What is required: The records that follow are to be transcribed in full, without their images.

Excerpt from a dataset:
-- -- --

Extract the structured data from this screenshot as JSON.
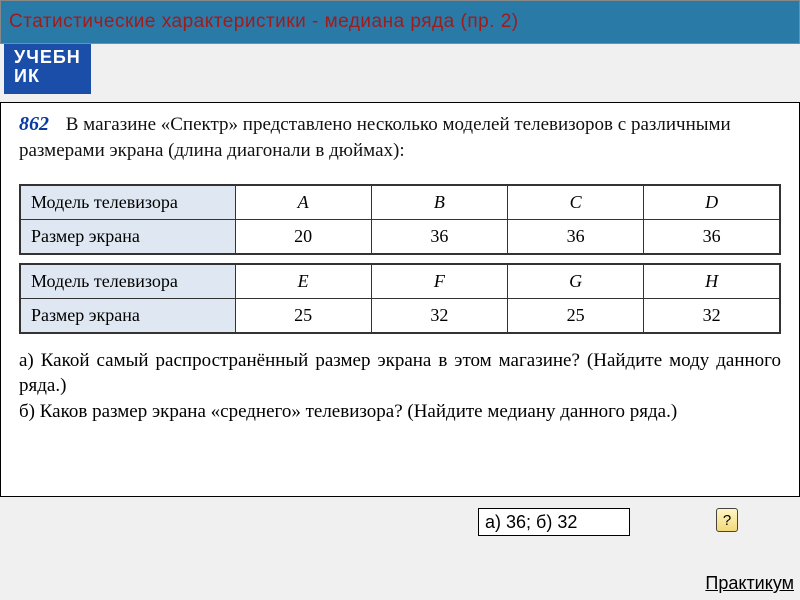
{
  "title": "Статистические характеристики - медиана ряда (пр. 2)",
  "tab_label": "УЧЕБНИК",
  "problem": {
    "number": "862",
    "intro": "В магазине «Спектр» представлено несколько моделей телевизоров с различными размерами экрана (длина диагонали в дюймах):"
  },
  "table": {
    "row_model_label": "Модель телевизора",
    "row_size_label": "Размер экрана",
    "top": {
      "models": [
        "A",
        "B",
        "C",
        "D"
      ],
      "sizes": [
        "20",
        "36",
        "36",
        "36"
      ]
    },
    "bottom": {
      "models": [
        "E",
        "F",
        "G",
        "H"
      ],
      "sizes": [
        "25",
        "32",
        "25",
        "32"
      ]
    },
    "header_bg": "#dfe8f2",
    "border_color": "#333333",
    "font_size": 18
  },
  "questions": {
    "a": "а) Какой самый распространённый размер экрана в этом магазине? (Найдите моду данного ряда.)",
    "b": "б) Каков размер экрана «среднего» телевизора? (Найдите медиану данного ряда.)"
  },
  "answer_value": "а) 36; б) 32",
  "reveal_label": "?",
  "footer_link": "Практикум",
  "colors": {
    "title_bar_bg": "#2a7aa8",
    "title_text": "#a01b1b",
    "tab_bg": "#1b4ea8",
    "tab_text": "#ffffff",
    "page_bg": "#f0f0f0",
    "problem_number": "#0a3aa0"
  }
}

-- -- --

Task result:
Extract the structured data from this screenshot as JSON.
{
  "title": "Статистические характеристики - медиана ряда (пр. 2)",
  "tab_label": "УЧЕБНИК",
  "problem": {
    "number": "862",
    "intro": "В магазине «Спектр» представлено несколько моделей телевизоров с различными размерами экрана (длина диагонали в дюймах):"
  },
  "table": {
    "row_model_label": "Модель телевизора",
    "row_size_label": "Размер экрана",
    "top": {
      "models": [
        "A",
        "B",
        "C",
        "D"
      ],
      "sizes": [
        "20",
        "36",
        "36",
        "36"
      ]
    },
    "bottom": {
      "models": [
        "E",
        "F",
        "G",
        "H"
      ],
      "sizes": [
        "25",
        "32",
        "25",
        "32"
      ]
    },
    "header_bg": "#dfe8f2",
    "border_color": "#333333",
    "font_size": 18
  },
  "questions": {
    "a": "а) Какой самый распространённый размер экрана в этом магазине? (Найдите моду данного ряда.)",
    "b": "б) Каков размер экрана «среднего» телевизора? (Найдите медиану данного ряда.)"
  },
  "answer_value": "а) 36; б) 32",
  "reveal_label": "?",
  "footer_link": "Практикум",
  "colors": {
    "title_bar_bg": "#2a7aa8",
    "title_text": "#a01b1b",
    "tab_bg": "#1b4ea8",
    "tab_text": "#ffffff",
    "page_bg": "#f0f0f0",
    "problem_number": "#0a3aa0"
  }
}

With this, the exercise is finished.